* WRITTEN REQUEST
What follows is a listing to be transcribed exactly.

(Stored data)
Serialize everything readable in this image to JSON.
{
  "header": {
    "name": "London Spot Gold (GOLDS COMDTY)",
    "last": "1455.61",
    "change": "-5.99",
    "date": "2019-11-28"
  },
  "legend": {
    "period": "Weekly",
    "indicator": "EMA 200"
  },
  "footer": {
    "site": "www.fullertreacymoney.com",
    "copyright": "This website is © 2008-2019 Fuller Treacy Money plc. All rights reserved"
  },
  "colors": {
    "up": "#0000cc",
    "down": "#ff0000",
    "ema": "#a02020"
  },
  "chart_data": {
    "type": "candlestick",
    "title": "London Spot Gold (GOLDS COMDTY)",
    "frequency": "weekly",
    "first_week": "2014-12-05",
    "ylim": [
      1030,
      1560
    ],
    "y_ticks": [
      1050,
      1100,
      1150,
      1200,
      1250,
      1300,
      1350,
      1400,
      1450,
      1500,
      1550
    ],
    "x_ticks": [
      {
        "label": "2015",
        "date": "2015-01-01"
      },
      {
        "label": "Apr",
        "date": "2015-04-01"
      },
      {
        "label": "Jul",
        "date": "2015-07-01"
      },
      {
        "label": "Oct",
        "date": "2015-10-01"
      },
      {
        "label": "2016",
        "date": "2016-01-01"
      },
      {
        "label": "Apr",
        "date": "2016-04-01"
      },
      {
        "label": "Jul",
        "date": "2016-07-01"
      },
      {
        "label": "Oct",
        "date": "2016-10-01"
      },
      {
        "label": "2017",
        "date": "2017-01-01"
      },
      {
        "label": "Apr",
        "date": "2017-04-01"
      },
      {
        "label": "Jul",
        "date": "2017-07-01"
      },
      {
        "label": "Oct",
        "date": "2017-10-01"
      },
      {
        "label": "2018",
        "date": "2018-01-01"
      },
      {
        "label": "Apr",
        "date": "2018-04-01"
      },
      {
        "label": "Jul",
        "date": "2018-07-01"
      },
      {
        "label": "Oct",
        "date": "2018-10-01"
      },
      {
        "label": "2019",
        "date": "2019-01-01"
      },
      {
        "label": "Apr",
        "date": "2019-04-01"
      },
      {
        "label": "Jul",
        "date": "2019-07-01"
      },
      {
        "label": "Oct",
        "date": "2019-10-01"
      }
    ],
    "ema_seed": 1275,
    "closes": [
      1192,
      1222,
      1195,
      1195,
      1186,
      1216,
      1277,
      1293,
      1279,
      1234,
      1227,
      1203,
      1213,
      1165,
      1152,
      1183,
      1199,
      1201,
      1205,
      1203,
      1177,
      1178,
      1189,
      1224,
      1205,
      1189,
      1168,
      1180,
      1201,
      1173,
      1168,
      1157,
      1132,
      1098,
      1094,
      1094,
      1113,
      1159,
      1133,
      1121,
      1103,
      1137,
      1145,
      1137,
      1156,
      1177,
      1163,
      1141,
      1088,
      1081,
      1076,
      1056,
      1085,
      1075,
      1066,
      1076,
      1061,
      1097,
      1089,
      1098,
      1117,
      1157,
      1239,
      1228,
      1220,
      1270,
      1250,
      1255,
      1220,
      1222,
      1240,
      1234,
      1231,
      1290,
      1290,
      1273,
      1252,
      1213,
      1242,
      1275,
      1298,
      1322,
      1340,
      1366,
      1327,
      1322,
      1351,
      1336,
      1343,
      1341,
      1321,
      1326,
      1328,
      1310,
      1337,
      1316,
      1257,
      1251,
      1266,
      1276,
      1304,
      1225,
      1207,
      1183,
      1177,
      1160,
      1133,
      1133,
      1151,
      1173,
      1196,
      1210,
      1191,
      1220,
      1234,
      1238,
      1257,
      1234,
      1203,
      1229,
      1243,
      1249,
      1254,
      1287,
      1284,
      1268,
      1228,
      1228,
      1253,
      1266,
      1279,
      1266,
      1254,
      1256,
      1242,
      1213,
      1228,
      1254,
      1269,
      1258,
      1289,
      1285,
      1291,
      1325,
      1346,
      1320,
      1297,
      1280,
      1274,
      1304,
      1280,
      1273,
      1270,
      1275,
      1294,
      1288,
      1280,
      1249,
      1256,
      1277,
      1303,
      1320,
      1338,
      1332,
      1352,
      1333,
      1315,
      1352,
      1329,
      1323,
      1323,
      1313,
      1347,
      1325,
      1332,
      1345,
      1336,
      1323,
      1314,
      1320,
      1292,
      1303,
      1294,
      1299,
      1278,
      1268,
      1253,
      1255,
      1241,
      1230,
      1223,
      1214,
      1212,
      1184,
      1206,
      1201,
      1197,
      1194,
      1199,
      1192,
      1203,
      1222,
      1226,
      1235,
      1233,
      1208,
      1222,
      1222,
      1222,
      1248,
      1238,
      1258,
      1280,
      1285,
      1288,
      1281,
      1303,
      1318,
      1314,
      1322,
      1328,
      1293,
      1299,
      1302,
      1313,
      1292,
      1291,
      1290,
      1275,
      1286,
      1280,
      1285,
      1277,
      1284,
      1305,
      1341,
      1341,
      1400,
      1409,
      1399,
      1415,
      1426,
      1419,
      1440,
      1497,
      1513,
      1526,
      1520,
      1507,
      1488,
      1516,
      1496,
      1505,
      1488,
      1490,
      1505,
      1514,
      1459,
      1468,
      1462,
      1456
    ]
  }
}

* THE REPLY
Serialize everything readable in this image to JSON.
{
  "header": {
    "name": "London Spot Gold (GOLDS COMDTY)",
    "last": "1455.61",
    "change": "-5.99",
    "date": "2019-11-28"
  },
  "legend": {
    "period": "Weekly",
    "indicator": "EMA 200"
  },
  "footer": {
    "site": "www.fullertreacymoney.com",
    "copyright": "This website is © 2008-2019 Fuller Treacy Money plc. All rights reserved"
  },
  "colors": {
    "up": "#0000cc",
    "down": "#ff0000",
    "ema": "#a02020"
  },
  "chart_data": {
    "type": "candlestick",
    "title": "London Spot Gold (GOLDS COMDTY)",
    "frequency": "weekly",
    "first_week": "2014-12-05",
    "ylim": [
      1030,
      1560
    ],
    "y_ticks": [
      1050,
      1100,
      1150,
      1200,
      1250,
      1300,
      1350,
      1400,
      1450,
      1500,
      1550
    ],
    "x_ticks": [
      {
        "label": "2015",
        "date": "2015-01-01"
      },
      {
        "label": "Apr",
        "date": "2015-04-01"
      },
      {
        "label": "Jul",
        "date": "2015-07-01"
      },
      {
        "label": "Oct",
        "date": "2015-10-01"
      },
      {
        "label": "2016",
        "date": "2016-01-01"
      },
      {
        "label": "Apr",
        "date": "2016-04-01"
      },
      {
        "label": "Jul",
        "date": "2016-07-01"
      },
      {
        "label": "Oct",
        "date": "2016-10-01"
      },
      {
        "label": "2017",
        "date": "2017-01-01"
      },
      {
        "label": "Apr",
        "date": "2017-04-01"
      },
      {
        "label": "Jul",
        "date": "2017-07-01"
      },
      {
        "label": "Oct",
        "date": "2017-10-01"
      },
      {
        "label": "2018",
        "date": "2018-01-01"
      },
      {
        "label": "Apr",
        "date": "2018-04-01"
      },
      {
        "label": "Jul",
        "date": "2018-07-01"
      },
      {
        "label": "Oct",
        "date": "2018-10-01"
      },
      {
        "label": "2019",
        "date": "2019-01-01"
      },
      {
        "label": "Apr",
        "date": "2019-04-01"
      },
      {
        "label": "Jul",
        "date": "2019-07-01"
      },
      {
        "label": "Oct",
        "date": "2019-10-01"
      }
    ],
    "ema_seed": 1275,
    "closes": [
      1192,
      1222,
      1195,
      1195,
      1186,
      1216,
      1277,
      1293,
      1279,
      1234,
      1227,
      1203,
      1213,
      1165,
      1152,
      1183,
      1199,
      1201,
      1205,
      1203,
      1177,
      1178,
      1189,
      1224,
      1205,
      1189,
      1168,
      1180,
      1201,
      1173,
      1168,
      1157,
      1132,
      1098,
      1094,
      1094,
      1113,
      1159,
      1133,
      1121,
      1103,
      1137,
      1145,
      1137,
      1156,
      1177,
      1163,
      1141,
      1088,
      1081,
      1076,
      1056,
      1085,
      1075,
      1066,
      1076,
      1061,
      1097,
      1089,
      1098,
      1117,
      1157,
      1239,
      1228,
      1220,
      1270,
      1250,
      1255,
      1220,
      1222,
      1240,
      1234,
      1231,
      1290,
      1290,
      1273,
      1252,
      1213,
      1242,
      1275,
      1298,
      1322,
      1340,
      1366,
      1327,
      1322,
      1351,
      1336,
      1343,
      1341,
      1321,
      1326,
      1328,
      1310,
      1337,
      1316,
      1257,
      1251,
      1266,
      1276,
      1304,
      1225,
      1207,
      1183,
      1177,
      1160,
      1133,
      1133,
      1151,
      1173,
      1196,
      1210,
      1191,
      1220,
      1234,
      1238,
      1257,
      1234,
      1203,
      1229,
      1243,
      1249,
      1254,
      1287,
      1284,
      1268,
      1228,
      1228,
      1253,
      1266,
      1279,
      1266,
      1254,
      1256,
      1242,
      1213,
      1228,
      1254,
      1269,
      1258,
      1289,
      1285,
      1291,
      1325,
      1346,
      1320,
      1297,
      1280,
      1274,
      1304,
      1280,
      1273,
      1270,
      1275,
      1294,
      1288,
      1280,
      1249,
      1256,
      1277,
      1303,
      1320,
      1338,
      1332,
      1352,
      1333,
      1315,
      1352,
      1329,
      1323,
      1323,
      1313,
      1347,
      1325,
      1332,
      1345,
      1336,
      1323,
      1314,
      1320,
      1292,
      1303,
      1294,
      1299,
      1278,
      1268,
      1253,
      1255,
      1241,
      1230,
      1223,
      1214,
      1212,
      1184,
      1206,
      1201,
      1197,
      1194,
      1199,
      1192,
      1203,
      1222,
      1226,
      1235,
      1233,
      1208,
      1222,
      1222,
      1222,
      1248,
      1238,
      1258,
      1280,
      1285,
      1288,
      1281,
      1303,
      1318,
      1314,
      1322,
      1328,
      1293,
      1299,
      1302,
      1313,
      1292,
      1291,
      1290,
      1275,
      1286,
      1280,
      1285,
      1277,
      1284,
      1305,
      1341,
      1341,
      1400,
      1409,
      1399,
      1415,
      1426,
      1419,
      1440,
      1497,
      1513,
      1526,
      1520,
      1507,
      1488,
      1516,
      1496,
      1505,
      1488,
      1490,
      1505,
      1514,
      1459,
      1468,
      1462,
      1456
    ]
  }
}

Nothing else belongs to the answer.